#### [作業指示 1]
以下のエントリのうち、文字列「Datum」を含む行がいくつあるか数え、その数だけを答えてください。大文字と小文字は区別します。

#### [提示文]

↓

韮崎市が、令和3年度の地域おこし協力隊を募集しています。
一言に「地域おこし協力隊」と言っても、働き方や職場の雰囲気はミッションや職場によってかなり違っているようです。
この記事では、韮崎市の協力隊の雰囲気や、韮崎市内の状況について、2019年6月から地域おこし協力隊として働く僕自身の視点で紹介していきたいと思います。
ライター。2019年6月加入。韮崎で働く人や会社を紹介するコーナー『ニラサキのシゴト』を主に担当。地元ではない韮崎に移り住んできた立場だからこそ見える『移住者視点』を率直に伝えることを大切にしている。1990年生まれ。妻と2歳児の息子を持つ。とても親ばか。
また、仲間でもある他の3名の現役協力隊に加え、すでに卒業している協力隊OG2名にもお話をお聞きしました。
実際の隊員の活動内容や任期を終えた後どのような活動をしているかを知ることで、韮崎市の協力隊として働くことが将来どのような活躍につながっていくかを具体的にイメージするヒントにしてもらえればと思います。
(先に募集内容を知りたいという方は、下の目次をクリックしてください!)
目次
そもそも韮崎市ってどんなところ?
鳳凰三山や八ヶ岳をはじめ、四方を雄大な自然に囲まれながらも、東京(新宿)から約90分とアクセスしやすい韮崎の地は、
「地方移住に興味はあるけれど、いきなり都会を離れるのは不安…」「田舎にも都会にも良いところがあって、なかなか移住に踏み切れない…」
と、これまで移住経験がなく、移住に不安に感じている人には特におすすめです。
日常の生活はのんびりとした緑の中で、用事があるときには電車や高速で気軽に都心部へ。
と、地方と都会のどちらの暮らしも両立させられる点が、韮崎の大きな特徴の一つだと感じています。
僕自身、日ごろ家族(妻と3歳の子がいます)と過ごすときは、市内の山でハイキングをしてみたり、裸足で川に入って子供と冷たい水を掛け合ったりと自然を楽しんだり癒やされたりしながら過ごすことが多いですが、
2ヶ月に1回程度は高速バスに乗って東京へ行き、セミナーに参加したり先進的な会社や施設を見学したり新しい人に会ってみたりと、都市部ならではの刺激的な体験にも触れるようにしています。(今はコロナがあって難しいですが・・・)
「ほどよく田舎、ほどよく便利」であるところが、僕にとってはとてもバランスの良い場所だなと感じています。
協力隊の働き方は?どんな協力隊仲間がいる?
現在は、僕含め4名の協力隊が活動しています。3名の協力隊の方に協力いただき、
- 活動内容
- 韮崎市の住みごこちは?
- 協力隊の働く環境や職場の雰囲気は?

↑

#### [作業指示 2]
次の(a)〜(c)が提示文の内容と一致するかを、それぞれ「はい」か「いいえ」で答え、判断の根拠となる提示文の語句をそのまま引用してください。
(a) 韮崎は東京(新宿)から約90分で行ける。
(b) 現在、韮崎市では5名の協力隊が活動している。
(c) 筆者は月に1回程度、高速バスで東京へ行っている。

#### [処理対象データ]
↓

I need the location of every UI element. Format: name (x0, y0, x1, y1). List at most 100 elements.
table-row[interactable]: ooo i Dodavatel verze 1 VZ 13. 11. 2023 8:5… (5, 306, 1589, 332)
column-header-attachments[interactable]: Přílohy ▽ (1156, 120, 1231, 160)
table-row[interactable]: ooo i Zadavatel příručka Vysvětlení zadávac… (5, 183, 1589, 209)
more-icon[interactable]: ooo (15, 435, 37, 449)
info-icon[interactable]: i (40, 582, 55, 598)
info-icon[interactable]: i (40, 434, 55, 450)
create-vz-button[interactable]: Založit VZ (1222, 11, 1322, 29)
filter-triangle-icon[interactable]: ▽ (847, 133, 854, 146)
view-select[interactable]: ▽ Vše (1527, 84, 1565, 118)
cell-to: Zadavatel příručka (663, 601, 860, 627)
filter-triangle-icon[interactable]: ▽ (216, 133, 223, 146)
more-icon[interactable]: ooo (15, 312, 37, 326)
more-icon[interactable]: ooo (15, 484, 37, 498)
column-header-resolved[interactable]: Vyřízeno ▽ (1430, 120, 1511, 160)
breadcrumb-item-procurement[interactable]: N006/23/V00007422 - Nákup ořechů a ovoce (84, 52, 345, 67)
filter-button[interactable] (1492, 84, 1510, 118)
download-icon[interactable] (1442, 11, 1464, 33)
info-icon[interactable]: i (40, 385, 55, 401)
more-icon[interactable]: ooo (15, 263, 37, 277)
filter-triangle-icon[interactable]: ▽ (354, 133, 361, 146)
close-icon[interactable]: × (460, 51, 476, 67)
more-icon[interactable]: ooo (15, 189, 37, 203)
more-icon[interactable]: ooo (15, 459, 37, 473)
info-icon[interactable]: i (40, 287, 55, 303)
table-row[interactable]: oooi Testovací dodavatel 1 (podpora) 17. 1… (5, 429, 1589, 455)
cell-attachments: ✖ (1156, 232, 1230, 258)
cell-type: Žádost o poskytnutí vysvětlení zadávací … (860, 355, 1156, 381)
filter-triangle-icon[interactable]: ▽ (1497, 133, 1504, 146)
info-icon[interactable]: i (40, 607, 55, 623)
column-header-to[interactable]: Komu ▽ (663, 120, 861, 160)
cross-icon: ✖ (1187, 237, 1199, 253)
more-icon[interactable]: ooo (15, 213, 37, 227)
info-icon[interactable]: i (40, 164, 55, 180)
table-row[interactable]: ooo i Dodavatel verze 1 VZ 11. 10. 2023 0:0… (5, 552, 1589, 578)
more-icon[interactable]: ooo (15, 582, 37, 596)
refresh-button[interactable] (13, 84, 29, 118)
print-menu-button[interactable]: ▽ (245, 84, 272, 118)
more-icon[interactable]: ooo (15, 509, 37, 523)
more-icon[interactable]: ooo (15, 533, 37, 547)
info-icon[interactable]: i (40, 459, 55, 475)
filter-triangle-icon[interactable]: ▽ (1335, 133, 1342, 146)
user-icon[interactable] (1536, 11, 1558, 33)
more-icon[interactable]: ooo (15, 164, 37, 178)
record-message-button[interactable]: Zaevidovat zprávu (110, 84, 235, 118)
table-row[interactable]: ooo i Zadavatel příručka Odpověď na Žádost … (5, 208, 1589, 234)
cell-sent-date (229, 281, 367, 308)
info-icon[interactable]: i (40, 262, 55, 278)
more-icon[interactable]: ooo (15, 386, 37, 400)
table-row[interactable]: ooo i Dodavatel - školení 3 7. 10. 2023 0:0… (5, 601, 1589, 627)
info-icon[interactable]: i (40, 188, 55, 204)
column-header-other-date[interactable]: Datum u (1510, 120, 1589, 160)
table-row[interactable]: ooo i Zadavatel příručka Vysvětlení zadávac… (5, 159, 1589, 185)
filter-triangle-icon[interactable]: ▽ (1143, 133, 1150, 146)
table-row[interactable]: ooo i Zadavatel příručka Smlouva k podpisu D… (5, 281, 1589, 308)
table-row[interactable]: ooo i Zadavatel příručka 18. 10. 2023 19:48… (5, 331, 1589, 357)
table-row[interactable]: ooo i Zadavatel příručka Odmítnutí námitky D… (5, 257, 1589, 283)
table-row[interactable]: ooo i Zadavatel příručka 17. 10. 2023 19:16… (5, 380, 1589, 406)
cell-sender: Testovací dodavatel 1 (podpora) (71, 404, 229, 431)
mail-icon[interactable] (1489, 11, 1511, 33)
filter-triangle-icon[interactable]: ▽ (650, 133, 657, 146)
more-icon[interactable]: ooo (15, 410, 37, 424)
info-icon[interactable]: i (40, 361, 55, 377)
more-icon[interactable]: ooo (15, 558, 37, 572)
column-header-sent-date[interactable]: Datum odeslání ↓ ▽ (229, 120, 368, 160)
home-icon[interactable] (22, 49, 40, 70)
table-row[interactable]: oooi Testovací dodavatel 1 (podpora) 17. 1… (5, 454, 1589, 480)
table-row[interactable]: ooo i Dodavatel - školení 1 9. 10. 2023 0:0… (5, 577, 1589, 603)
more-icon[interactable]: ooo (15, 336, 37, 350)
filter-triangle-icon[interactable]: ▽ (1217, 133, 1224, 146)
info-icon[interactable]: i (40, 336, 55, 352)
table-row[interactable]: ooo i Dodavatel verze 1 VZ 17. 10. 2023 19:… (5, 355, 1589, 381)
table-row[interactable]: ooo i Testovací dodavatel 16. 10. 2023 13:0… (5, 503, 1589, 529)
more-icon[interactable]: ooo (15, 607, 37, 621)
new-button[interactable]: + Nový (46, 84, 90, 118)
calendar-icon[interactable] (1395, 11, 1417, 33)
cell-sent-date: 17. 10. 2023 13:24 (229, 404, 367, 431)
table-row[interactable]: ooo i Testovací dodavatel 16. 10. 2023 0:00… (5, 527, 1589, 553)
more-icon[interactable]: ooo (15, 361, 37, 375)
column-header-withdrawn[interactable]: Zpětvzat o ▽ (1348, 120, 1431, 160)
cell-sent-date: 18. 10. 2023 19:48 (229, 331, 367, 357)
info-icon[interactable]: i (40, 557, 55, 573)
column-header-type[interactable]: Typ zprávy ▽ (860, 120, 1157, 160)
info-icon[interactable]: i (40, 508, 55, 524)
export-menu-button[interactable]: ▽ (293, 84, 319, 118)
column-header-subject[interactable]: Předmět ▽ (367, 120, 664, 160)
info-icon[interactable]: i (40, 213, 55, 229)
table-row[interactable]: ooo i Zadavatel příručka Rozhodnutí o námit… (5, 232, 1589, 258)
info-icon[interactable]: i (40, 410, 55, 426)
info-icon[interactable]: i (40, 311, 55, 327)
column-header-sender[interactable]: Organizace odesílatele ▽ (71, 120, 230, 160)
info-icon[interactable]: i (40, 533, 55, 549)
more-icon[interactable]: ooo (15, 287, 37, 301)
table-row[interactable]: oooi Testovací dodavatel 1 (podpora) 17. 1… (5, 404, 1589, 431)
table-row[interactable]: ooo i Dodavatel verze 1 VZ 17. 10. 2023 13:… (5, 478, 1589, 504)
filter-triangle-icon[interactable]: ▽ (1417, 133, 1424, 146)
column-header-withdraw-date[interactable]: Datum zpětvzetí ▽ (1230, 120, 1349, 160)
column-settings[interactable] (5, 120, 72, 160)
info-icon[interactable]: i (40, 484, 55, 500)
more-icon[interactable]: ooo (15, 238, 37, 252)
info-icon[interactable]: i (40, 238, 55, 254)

↑

#### [出力結果 1]
3

#### [出力結果 2]
(a) はい:「東京(新宿)から約90分とアクセスしやすい」
(b) いいえ:「現在は、僕含め4名の協力隊が活動しています。」
(c) いいえ:「2ヶ月に1回程度は高速バスに乗って東京へ行き」